● **WHAT NEEDS TO BE DONE**
Where a line contains the word "grid", copy that line.
◆ ◆ ◆ ◆ ◆ ◆ ◆
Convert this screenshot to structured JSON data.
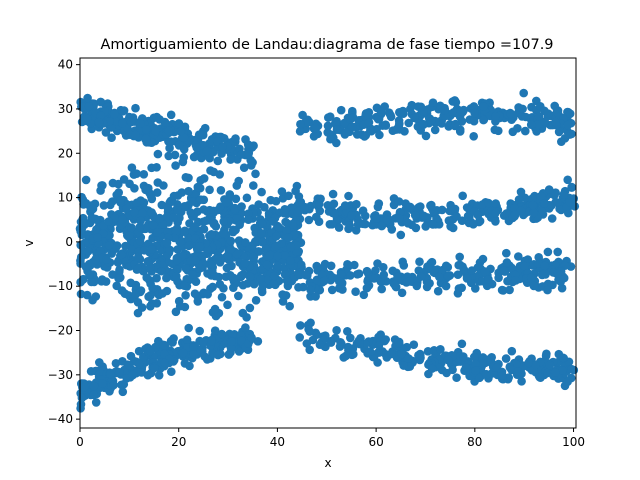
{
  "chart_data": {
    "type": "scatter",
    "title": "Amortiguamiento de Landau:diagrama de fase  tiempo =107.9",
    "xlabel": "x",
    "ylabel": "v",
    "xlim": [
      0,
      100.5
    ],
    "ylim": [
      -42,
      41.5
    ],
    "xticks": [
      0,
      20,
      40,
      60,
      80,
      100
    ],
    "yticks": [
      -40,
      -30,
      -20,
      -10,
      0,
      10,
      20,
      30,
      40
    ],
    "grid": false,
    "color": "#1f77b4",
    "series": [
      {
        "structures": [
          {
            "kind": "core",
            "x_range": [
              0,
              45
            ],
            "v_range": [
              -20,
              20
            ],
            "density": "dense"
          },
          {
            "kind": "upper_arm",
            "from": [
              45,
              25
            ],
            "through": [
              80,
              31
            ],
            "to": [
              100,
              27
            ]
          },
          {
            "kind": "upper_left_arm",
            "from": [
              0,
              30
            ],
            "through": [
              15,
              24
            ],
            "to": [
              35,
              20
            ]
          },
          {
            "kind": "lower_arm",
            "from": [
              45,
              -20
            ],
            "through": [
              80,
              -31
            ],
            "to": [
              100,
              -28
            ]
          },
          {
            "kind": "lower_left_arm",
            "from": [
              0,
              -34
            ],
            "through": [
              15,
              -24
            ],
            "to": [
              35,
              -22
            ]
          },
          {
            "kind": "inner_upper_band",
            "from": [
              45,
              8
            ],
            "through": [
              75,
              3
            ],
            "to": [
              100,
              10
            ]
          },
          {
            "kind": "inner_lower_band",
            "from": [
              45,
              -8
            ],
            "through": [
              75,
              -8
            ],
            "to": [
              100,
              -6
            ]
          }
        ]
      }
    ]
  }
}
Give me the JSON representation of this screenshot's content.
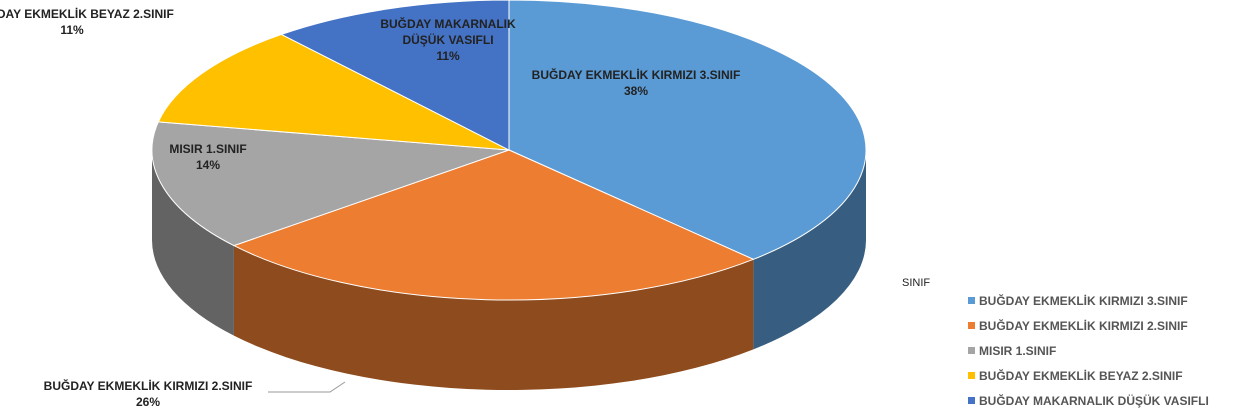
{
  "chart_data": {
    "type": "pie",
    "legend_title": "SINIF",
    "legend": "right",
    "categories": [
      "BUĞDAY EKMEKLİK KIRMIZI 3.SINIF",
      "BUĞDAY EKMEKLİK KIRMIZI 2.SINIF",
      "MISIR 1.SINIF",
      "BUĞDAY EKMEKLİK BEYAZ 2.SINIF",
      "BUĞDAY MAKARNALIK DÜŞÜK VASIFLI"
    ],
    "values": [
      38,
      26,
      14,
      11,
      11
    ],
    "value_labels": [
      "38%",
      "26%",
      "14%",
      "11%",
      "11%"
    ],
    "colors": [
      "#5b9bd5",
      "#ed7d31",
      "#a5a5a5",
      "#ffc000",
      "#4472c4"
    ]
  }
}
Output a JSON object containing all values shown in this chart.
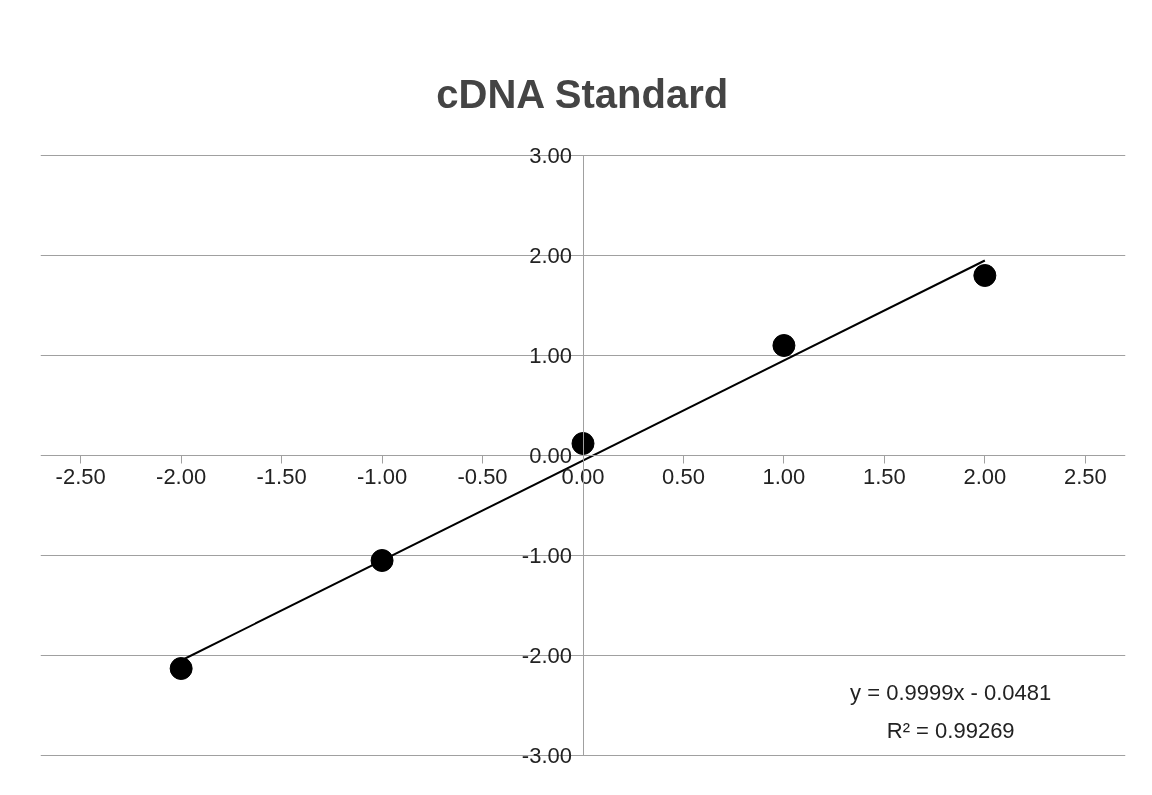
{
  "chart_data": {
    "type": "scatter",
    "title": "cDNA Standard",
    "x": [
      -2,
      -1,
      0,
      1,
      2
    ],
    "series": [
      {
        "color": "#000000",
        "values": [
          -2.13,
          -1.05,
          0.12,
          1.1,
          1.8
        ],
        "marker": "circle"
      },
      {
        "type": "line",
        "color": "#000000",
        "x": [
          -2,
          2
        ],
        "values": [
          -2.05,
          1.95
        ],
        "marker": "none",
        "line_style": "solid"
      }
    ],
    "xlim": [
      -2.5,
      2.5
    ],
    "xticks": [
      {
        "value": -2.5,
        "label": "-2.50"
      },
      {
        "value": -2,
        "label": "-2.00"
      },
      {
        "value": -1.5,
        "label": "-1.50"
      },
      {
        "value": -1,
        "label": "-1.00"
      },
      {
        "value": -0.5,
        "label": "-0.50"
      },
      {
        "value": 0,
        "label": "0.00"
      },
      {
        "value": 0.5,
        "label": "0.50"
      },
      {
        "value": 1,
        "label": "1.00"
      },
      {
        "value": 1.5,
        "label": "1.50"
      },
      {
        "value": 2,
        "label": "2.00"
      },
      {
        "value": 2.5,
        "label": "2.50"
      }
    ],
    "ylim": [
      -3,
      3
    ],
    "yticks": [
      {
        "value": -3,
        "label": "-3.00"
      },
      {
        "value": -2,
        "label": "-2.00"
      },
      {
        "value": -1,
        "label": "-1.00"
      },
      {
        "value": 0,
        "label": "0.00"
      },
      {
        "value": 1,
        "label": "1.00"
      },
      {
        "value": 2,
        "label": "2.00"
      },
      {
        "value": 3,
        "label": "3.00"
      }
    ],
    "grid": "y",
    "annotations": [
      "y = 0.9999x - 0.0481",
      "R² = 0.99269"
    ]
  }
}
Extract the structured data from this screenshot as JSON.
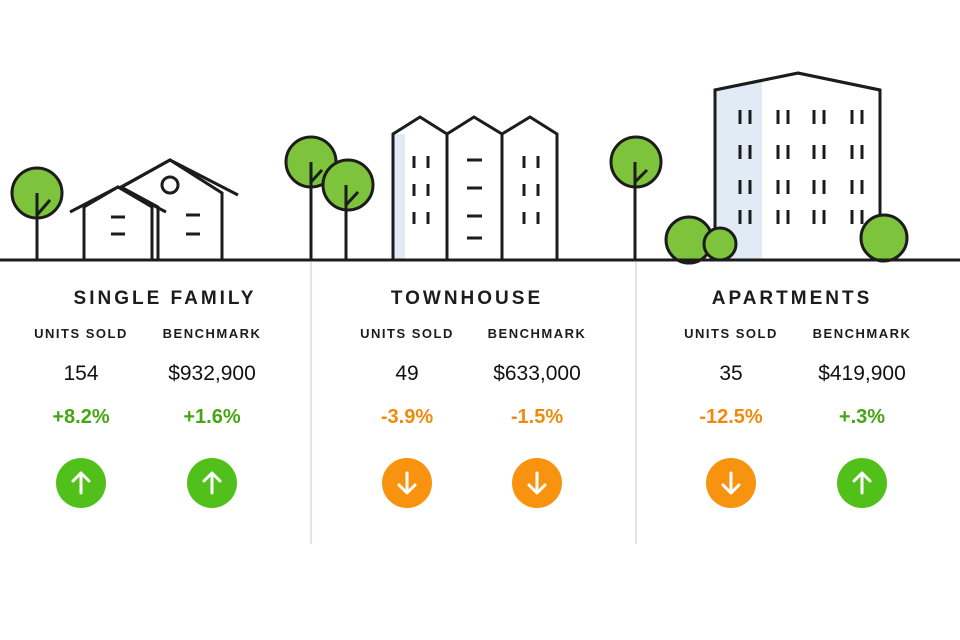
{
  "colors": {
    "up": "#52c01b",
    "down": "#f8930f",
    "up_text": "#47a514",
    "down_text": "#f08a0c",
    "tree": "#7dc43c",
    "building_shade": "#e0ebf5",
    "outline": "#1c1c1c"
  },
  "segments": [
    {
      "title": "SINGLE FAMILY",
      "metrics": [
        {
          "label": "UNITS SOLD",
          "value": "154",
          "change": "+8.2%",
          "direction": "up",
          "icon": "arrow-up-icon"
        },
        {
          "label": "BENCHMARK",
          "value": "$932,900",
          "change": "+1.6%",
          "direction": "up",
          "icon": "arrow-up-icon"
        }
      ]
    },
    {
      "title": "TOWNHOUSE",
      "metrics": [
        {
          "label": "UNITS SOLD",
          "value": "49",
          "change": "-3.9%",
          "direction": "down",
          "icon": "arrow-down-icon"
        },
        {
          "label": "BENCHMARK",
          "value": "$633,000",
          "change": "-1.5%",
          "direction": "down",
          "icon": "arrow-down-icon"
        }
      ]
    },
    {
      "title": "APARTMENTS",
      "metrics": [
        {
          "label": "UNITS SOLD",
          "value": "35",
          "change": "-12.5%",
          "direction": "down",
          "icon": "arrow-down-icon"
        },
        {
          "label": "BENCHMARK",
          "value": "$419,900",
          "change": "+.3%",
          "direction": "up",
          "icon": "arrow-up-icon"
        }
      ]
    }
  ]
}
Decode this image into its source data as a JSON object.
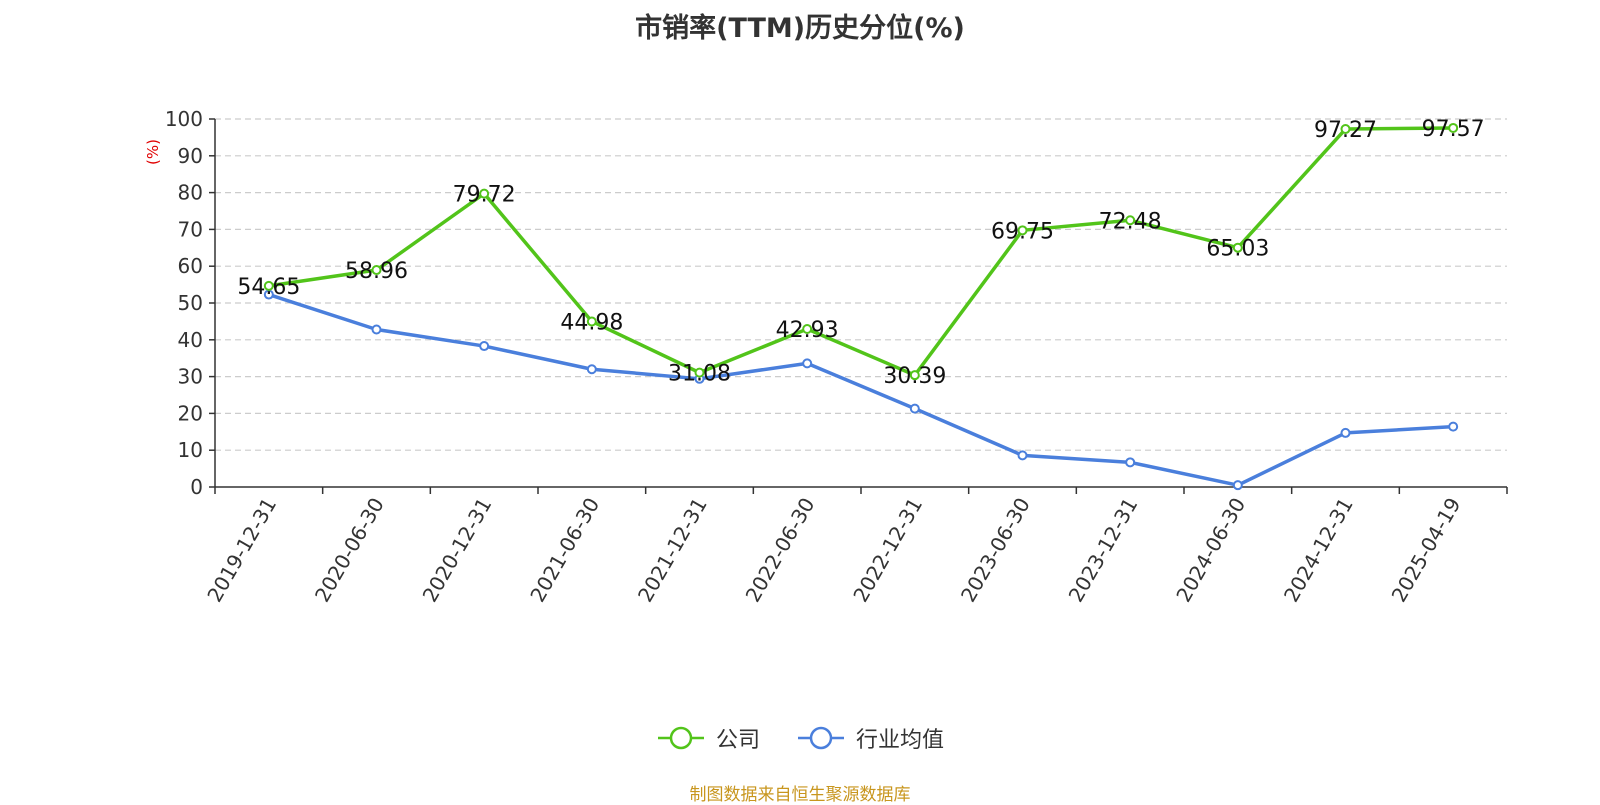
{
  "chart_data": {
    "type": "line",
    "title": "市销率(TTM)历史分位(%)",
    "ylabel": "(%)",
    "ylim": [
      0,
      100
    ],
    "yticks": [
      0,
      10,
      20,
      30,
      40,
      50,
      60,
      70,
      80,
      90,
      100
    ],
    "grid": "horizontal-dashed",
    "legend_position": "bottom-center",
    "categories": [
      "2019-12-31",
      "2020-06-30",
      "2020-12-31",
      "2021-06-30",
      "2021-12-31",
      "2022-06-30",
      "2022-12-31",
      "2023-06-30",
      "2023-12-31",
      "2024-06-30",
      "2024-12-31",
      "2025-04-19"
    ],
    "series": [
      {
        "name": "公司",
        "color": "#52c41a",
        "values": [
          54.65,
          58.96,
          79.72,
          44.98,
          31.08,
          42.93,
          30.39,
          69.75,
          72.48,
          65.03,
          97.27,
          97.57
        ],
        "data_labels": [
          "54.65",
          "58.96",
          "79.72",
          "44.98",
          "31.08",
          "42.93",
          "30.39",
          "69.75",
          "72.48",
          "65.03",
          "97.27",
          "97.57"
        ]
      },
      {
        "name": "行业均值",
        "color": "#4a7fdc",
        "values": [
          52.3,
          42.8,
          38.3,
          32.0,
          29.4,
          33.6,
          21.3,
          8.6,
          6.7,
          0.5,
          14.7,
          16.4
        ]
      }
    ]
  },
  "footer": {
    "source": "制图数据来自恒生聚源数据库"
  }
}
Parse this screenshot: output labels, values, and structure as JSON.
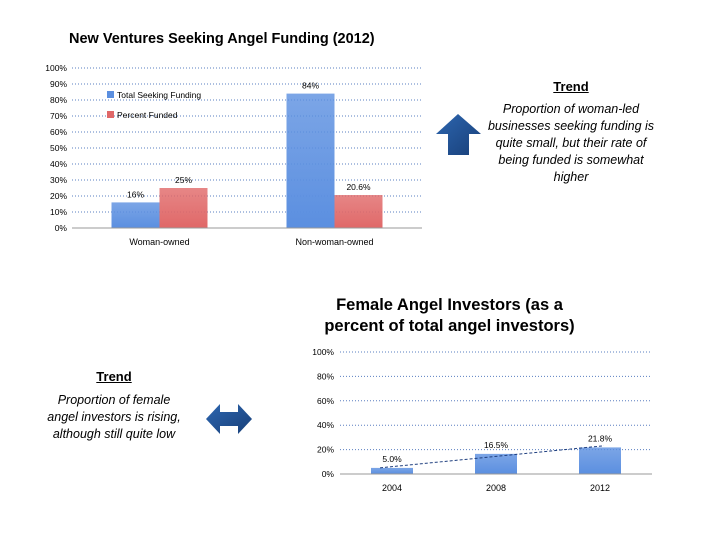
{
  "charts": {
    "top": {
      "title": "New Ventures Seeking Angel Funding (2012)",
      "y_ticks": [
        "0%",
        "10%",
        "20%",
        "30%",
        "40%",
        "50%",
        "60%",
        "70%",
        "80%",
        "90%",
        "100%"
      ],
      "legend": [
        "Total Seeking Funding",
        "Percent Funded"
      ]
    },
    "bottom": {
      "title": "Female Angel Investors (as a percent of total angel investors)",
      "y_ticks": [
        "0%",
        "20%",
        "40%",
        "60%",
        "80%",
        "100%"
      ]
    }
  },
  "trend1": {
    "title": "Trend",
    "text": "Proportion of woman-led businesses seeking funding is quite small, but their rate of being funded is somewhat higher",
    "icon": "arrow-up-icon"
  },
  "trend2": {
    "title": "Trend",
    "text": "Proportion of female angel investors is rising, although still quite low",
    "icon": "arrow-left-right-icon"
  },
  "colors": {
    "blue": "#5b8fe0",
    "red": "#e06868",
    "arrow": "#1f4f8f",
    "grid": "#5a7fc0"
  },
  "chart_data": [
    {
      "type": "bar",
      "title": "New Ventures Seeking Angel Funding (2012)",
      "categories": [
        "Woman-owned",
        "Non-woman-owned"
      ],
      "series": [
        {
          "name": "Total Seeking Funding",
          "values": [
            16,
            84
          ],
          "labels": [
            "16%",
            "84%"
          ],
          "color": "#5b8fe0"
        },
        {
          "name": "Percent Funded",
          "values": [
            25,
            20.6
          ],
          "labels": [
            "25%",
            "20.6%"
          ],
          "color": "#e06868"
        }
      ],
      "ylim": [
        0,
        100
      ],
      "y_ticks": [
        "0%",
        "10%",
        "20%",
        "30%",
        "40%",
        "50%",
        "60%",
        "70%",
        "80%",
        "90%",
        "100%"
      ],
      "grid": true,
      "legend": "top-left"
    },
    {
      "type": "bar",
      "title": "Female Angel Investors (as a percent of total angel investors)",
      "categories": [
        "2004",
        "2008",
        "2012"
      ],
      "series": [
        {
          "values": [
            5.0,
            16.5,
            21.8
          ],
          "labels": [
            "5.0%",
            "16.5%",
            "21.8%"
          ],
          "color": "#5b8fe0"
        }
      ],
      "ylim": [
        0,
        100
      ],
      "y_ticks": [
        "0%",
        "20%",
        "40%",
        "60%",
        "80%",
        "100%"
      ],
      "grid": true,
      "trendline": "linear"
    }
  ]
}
◆ ◆ ◆ ◆ ◆ ◆ ◆
● **WRITTEN SOLUTION**
    "grid": false,
    "grid": "y",
    "grid": "horizontal-dashed",
    "grid": "#5a7fc0"
      "grid": true,
      "grid": true,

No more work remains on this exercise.